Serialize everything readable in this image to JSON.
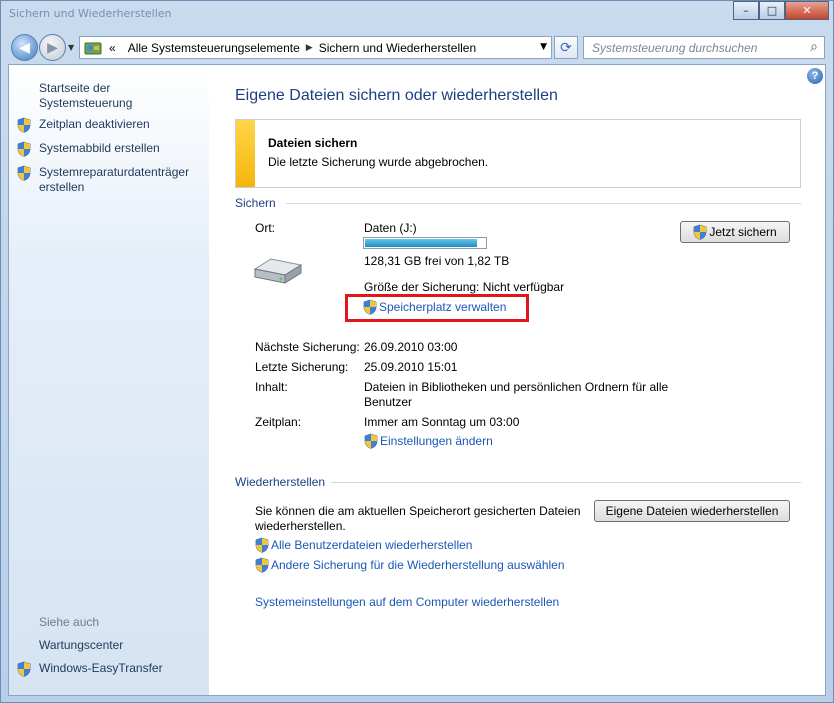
{
  "window": {
    "title": "Sichern und Wiederherstellen"
  },
  "window_buttons": {
    "minimize": "–",
    "maximize": "□",
    "close": "✕"
  },
  "address": {
    "chevron": "«",
    "segments": [
      "Alle Systemsteuerungselemente",
      "Sichern und Wiederherstellen"
    ]
  },
  "search": {
    "placeholder": "Systemsteuerung durchsuchen"
  },
  "sidebar": {
    "home": "Startseite der Systemsteuerung",
    "items": [
      {
        "label": "Zeitplan deaktivieren"
      },
      {
        "label": "Systemabbild erstellen"
      },
      {
        "label": "Systemreparaturdatenträger erstellen"
      }
    ],
    "see_also_label": "Siehe auch",
    "see_also": [
      {
        "label": "Wartungscenter"
      },
      {
        "label": "Windows-EasyTransfer"
      }
    ]
  },
  "main": {
    "title": "Eigene Dateien sichern oder wiederherstellen",
    "notice": {
      "heading": "Dateien sichern",
      "text": "Die letzte Sicherung wurde abgebrochen."
    },
    "backup": {
      "section": "Sichern",
      "location_label": "Ort:",
      "location_value": "Daten (J:)",
      "free_space": "128,31 GB frei von 1,82 TB",
      "used_fraction": 0.93,
      "backup_size": "Größe der Sicherung: Nicht verfügbar",
      "manage_space": "Speicherplatz verwalten",
      "backup_now": "Jetzt sichern",
      "next_label": "Nächste Sicherung:",
      "next_value": "26.09.2010 03:00",
      "last_label": "Letzte Sicherung:",
      "last_value": "25.09.2010 15:01",
      "content_label": "Inhalt:",
      "content_value": "Dateien in Bibliotheken und persönlichen Ordnern für alle Benutzer",
      "schedule_label": "Zeitplan:",
      "schedule_value": "Immer am Sonntag um 03:00",
      "change_settings": "Einstellungen ändern"
    },
    "restore": {
      "section": "Wiederherstellen",
      "text": "Sie können die am aktuellen Speicherort gesicherten Dateien wiederherstellen.",
      "restore_button": "Eigene Dateien wiederherstellen",
      "all_users": "Alle Benutzerdateien wiederherstellen",
      "other_backup": "Andere Sicherung für die Wiederherstellung auswählen",
      "system_settings": "Systemeinstellungen auf dem Computer wiederherstellen"
    }
  },
  "colors": {
    "link": "#1a58b6",
    "title": "#1e3f84",
    "notice_bar": "#f5b50a",
    "highlight": "#e0161e"
  }
}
************
• [Given exercise]:
Write out the whole listing again, exactly, with no pictures.

• [Task answer]:
Serialize everything readable in this image to JSON.
{
  "window": {
    "title": "Sichern und Wiederherstellen"
  },
  "window_buttons": {
    "minimize": "–",
    "maximize": "□",
    "close": "✕"
  },
  "address": {
    "chevron": "«",
    "segments": [
      "Alle Systemsteuerungselemente",
      "Sichern und Wiederherstellen"
    ]
  },
  "search": {
    "placeholder": "Systemsteuerung durchsuchen"
  },
  "sidebar": {
    "home": "Startseite der Systemsteuerung",
    "items": [
      {
        "label": "Zeitplan deaktivieren"
      },
      {
        "label": "Systemabbild erstellen"
      },
      {
        "label": "Systemreparaturdatenträger erstellen"
      }
    ],
    "see_also_label": "Siehe auch",
    "see_also": [
      {
        "label": "Wartungscenter"
      },
      {
        "label": "Windows-EasyTransfer"
      }
    ]
  },
  "main": {
    "title": "Eigene Dateien sichern oder wiederherstellen",
    "notice": {
      "heading": "Dateien sichern",
      "text": "Die letzte Sicherung wurde abgebrochen."
    },
    "backup": {
      "section": "Sichern",
      "location_label": "Ort:",
      "location_value": "Daten (J:)",
      "free_space": "128,31 GB frei von 1,82 TB",
      "used_fraction": 0.93,
      "backup_size": "Größe der Sicherung: Nicht verfügbar",
      "manage_space": "Speicherplatz verwalten",
      "backup_now": "Jetzt sichern",
      "next_label": "Nächste Sicherung:",
      "next_value": "26.09.2010 03:00",
      "last_label": "Letzte Sicherung:",
      "last_value": "25.09.2010 15:01",
      "content_label": "Inhalt:",
      "content_value": "Dateien in Bibliotheken und persönlichen Ordnern für alle Benutzer",
      "schedule_label": "Zeitplan:",
      "schedule_value": "Immer am Sonntag um 03:00",
      "change_settings": "Einstellungen ändern"
    },
    "restore": {
      "section": "Wiederherstellen",
      "text": "Sie können die am aktuellen Speicherort gesicherten Dateien wiederherstellen.",
      "restore_button": "Eigene Dateien wiederherstellen",
      "all_users": "Alle Benutzerdateien wiederherstellen",
      "other_backup": "Andere Sicherung für die Wiederherstellung auswählen",
      "system_settings": "Systemeinstellungen auf dem Computer wiederherstellen"
    }
  },
  "colors": {
    "link": "#1a58b6",
    "title": "#1e3f84",
    "notice_bar": "#f5b50a",
    "highlight": "#e0161e"
  }
}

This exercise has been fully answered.